• AVAILABLE DATA:
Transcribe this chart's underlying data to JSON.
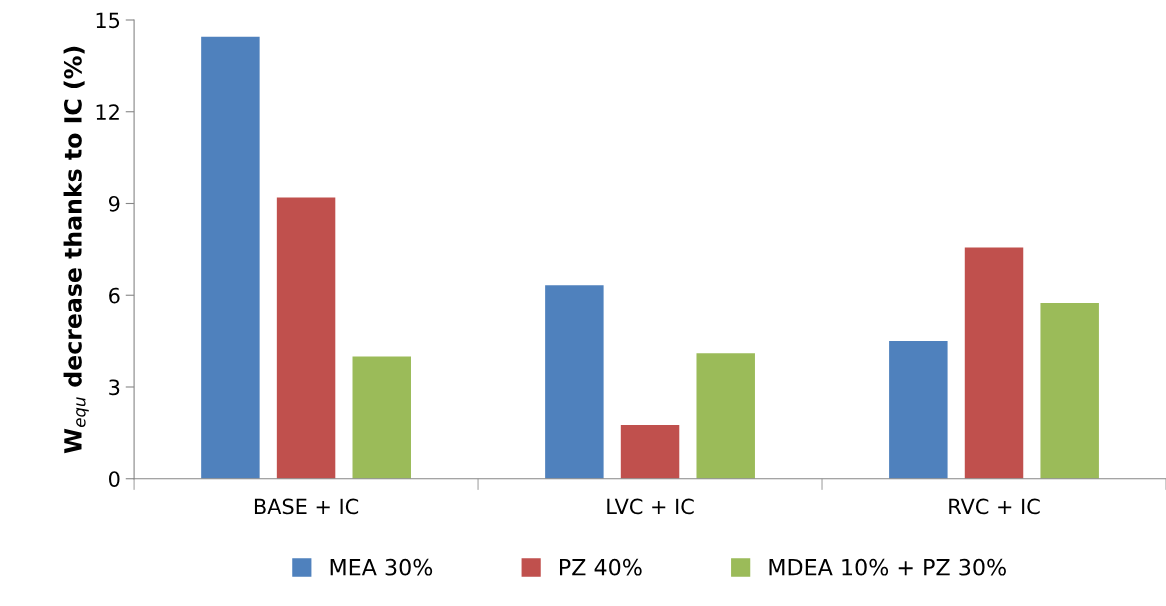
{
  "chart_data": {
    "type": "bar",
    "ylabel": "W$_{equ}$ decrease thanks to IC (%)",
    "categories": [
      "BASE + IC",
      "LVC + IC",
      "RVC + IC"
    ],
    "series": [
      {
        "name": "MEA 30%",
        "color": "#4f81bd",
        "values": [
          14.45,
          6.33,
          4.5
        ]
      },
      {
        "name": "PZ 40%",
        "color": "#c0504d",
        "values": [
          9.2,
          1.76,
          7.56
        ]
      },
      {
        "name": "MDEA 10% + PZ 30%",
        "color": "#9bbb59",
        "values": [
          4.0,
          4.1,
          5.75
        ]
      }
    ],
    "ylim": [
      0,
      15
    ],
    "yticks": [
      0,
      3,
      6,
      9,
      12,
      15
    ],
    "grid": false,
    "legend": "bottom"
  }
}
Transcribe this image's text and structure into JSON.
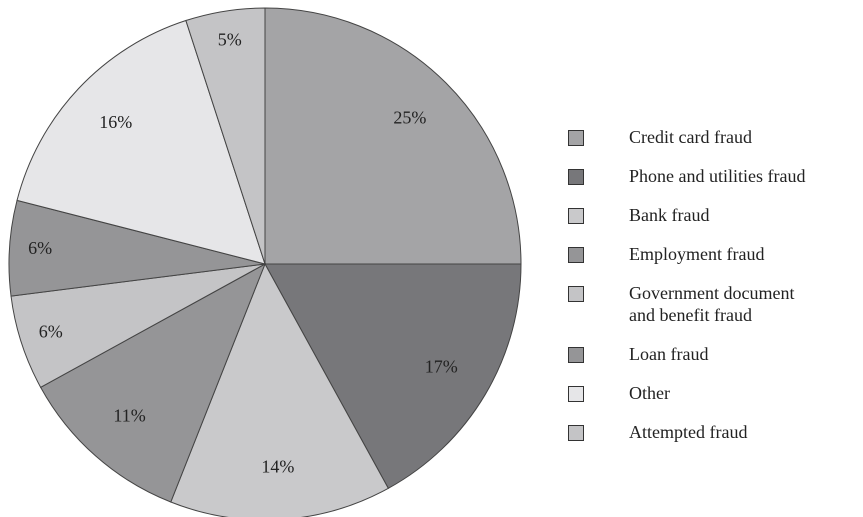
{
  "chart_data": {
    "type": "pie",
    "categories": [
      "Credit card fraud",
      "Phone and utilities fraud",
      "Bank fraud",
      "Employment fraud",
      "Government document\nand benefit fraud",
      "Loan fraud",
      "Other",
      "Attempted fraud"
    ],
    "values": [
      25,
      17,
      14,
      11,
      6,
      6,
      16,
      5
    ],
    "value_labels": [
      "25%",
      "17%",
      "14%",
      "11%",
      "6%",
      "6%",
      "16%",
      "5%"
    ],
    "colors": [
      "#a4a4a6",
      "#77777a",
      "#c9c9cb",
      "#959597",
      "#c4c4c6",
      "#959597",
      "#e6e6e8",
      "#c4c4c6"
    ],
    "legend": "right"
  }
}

• DIRECTION:
The pictures should not be reproduced; quote all of the other material exactly.

• OUTPUT OF THE TASK:
Transcribe this chart's underlying data to JSON.
{
  "chart_data": {
    "type": "bar",
    "ylabel": "W$_{equ}$ decrease thanks to IC (%)",
    "categories": [
      "BASE + IC",
      "LVC + IC",
      "RVC + IC"
    ],
    "series": [
      {
        "name": "MEA 30%",
        "color": "#4f81bd",
        "values": [
          14.45,
          6.33,
          4.5
        ]
      },
      {
        "name": "PZ 40%",
        "color": "#c0504d",
        "values": [
          9.2,
          1.76,
          7.56
        ]
      },
      {
        "name": "MDEA 10% + PZ 30%",
        "color": "#9bbb59",
        "values": [
          4.0,
          4.1,
          5.75
        ]
      }
    ],
    "ylim": [
      0,
      15
    ],
    "yticks": [
      0,
      3,
      6,
      9,
      12,
      15
    ],
    "grid": false,
    "legend": "bottom"
  }
}
Transcribe this image's text and structure into JSON.
{
  "chart_data": {
    "type": "pie",
    "categories": [
      "Credit card fraud",
      "Phone and utilities fraud",
      "Bank fraud",
      "Employment fraud",
      "Government document\nand benefit fraud",
      "Loan fraud",
      "Other",
      "Attempted fraud"
    ],
    "values": [
      25,
      17,
      14,
      11,
      6,
      6,
      16,
      5
    ],
    "value_labels": [
      "25%",
      "17%",
      "14%",
      "11%",
      "6%",
      "6%",
      "16%",
      "5%"
    ],
    "colors": [
      "#a4a4a6",
      "#77777a",
      "#c9c9cb",
      "#959597",
      "#c4c4c6",
      "#959597",
      "#e6e6e8",
      "#c4c4c6"
    ],
    "legend": "right"
  }
}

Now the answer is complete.